## What needs to be done
Copy each line of the records that holds the string "слово".

'''

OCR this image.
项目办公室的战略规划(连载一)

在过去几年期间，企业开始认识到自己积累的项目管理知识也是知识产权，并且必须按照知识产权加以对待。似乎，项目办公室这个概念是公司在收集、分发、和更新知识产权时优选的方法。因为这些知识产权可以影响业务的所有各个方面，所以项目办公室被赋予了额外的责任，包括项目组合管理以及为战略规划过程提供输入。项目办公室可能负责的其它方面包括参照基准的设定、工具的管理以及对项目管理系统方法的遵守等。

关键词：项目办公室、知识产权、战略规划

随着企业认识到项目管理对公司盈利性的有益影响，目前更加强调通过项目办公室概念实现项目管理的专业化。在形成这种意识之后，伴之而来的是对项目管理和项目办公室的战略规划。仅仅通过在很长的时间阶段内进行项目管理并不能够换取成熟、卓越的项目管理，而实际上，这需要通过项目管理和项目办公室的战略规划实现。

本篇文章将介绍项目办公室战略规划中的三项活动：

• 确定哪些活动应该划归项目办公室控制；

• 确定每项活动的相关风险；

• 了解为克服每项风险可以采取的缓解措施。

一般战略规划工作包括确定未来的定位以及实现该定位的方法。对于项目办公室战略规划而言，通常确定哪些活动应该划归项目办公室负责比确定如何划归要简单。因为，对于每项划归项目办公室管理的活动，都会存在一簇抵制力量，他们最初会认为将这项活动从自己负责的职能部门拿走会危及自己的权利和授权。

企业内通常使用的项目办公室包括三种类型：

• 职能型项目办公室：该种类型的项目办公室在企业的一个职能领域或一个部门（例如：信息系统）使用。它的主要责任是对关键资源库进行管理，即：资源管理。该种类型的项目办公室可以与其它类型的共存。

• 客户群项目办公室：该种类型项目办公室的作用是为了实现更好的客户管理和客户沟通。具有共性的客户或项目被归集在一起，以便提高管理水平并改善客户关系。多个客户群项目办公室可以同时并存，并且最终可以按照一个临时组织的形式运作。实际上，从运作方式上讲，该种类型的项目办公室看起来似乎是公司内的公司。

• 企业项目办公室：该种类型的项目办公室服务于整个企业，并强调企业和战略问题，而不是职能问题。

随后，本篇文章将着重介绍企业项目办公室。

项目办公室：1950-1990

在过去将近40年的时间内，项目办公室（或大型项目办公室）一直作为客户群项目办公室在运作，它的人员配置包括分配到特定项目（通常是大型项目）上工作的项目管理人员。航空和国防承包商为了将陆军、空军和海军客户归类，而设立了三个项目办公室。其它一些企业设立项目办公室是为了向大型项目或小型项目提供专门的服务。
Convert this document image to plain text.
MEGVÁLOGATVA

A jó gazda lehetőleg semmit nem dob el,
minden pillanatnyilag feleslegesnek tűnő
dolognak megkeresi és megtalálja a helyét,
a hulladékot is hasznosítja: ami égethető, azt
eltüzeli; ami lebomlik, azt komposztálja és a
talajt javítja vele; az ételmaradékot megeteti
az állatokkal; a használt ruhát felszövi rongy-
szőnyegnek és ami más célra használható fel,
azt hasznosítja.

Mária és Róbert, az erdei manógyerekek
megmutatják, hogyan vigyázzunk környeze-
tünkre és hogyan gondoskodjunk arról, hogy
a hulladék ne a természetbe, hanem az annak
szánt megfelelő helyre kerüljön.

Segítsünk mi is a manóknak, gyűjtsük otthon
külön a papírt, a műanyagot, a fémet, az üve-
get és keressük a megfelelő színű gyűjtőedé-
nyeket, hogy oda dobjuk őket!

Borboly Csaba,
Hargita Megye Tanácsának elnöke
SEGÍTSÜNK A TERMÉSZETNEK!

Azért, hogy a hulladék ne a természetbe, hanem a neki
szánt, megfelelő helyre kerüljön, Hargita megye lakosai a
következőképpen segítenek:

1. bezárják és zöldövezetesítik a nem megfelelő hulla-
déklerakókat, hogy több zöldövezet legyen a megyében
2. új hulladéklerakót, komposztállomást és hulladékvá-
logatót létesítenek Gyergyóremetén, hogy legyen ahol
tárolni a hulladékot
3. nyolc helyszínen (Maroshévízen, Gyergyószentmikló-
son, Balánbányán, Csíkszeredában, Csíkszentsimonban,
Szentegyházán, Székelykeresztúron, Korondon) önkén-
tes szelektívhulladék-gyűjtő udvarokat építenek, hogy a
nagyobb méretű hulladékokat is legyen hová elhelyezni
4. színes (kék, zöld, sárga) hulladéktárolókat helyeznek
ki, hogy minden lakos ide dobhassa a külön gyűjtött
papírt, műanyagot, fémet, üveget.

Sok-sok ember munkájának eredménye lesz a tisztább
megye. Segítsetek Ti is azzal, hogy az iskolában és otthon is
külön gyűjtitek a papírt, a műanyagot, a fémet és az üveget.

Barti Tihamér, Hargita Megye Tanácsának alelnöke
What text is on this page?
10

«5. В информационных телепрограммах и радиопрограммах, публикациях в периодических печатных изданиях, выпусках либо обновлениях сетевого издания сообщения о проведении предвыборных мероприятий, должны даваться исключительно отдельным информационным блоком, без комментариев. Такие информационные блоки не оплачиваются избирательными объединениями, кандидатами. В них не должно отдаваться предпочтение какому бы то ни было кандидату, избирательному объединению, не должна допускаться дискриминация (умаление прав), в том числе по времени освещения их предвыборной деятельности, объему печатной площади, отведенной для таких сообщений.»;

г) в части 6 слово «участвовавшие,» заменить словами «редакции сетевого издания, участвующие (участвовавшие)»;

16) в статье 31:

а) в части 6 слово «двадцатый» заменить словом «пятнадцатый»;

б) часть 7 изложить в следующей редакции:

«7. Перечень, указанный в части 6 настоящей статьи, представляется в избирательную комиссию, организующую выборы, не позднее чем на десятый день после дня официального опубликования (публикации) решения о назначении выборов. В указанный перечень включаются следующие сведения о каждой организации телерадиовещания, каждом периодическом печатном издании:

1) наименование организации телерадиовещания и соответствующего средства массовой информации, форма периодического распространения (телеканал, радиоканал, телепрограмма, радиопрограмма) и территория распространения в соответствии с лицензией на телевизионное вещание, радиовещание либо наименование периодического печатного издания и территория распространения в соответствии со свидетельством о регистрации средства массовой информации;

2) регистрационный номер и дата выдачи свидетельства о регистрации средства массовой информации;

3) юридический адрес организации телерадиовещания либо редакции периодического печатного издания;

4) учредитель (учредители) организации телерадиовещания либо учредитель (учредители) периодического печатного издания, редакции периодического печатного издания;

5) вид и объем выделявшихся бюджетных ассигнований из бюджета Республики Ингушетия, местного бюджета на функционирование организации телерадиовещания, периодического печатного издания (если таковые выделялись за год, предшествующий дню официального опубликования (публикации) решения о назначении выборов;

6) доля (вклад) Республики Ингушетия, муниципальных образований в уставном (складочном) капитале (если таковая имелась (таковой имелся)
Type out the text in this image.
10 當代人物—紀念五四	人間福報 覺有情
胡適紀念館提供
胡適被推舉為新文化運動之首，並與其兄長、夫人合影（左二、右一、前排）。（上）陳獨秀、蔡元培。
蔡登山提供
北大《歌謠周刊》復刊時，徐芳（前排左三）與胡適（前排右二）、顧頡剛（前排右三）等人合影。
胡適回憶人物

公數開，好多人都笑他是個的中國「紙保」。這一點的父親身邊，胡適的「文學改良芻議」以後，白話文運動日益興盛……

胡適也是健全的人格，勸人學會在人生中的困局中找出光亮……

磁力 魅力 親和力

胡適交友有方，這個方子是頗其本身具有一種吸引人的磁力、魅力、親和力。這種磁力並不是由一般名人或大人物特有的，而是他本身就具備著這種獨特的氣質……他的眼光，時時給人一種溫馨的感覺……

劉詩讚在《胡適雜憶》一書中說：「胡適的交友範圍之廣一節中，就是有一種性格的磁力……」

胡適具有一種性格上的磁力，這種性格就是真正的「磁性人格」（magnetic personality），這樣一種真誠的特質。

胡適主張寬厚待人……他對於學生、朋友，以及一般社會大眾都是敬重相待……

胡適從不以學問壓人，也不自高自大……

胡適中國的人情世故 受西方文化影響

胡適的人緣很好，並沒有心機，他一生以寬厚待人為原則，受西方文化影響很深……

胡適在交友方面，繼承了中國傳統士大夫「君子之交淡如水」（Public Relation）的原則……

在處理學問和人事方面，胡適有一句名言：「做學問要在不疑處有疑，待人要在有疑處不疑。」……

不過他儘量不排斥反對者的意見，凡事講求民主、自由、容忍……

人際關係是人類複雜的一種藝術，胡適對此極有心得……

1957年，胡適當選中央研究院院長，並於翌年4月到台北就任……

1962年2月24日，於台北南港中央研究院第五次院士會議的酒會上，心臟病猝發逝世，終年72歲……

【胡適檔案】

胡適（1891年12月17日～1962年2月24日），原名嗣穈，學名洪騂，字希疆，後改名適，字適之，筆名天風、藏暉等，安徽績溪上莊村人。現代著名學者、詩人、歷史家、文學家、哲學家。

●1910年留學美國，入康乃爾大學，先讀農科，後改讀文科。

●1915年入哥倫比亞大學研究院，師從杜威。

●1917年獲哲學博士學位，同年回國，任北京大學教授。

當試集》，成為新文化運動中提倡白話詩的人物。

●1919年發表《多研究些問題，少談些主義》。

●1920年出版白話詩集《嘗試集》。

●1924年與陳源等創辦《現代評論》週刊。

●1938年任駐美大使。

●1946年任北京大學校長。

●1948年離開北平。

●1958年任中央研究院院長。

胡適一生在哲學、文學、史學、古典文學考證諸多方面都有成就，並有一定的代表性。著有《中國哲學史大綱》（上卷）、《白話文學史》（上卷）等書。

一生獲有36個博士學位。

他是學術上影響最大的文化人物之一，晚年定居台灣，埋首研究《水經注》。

'''

## Solution
г) в части 6 слово «участвовавшие,» заменить словами «редакции сетевого издания, участвующие (участвовавшие)»;
а) в части 6 слово «двадцатый» заменить словом «пятнадцатый»;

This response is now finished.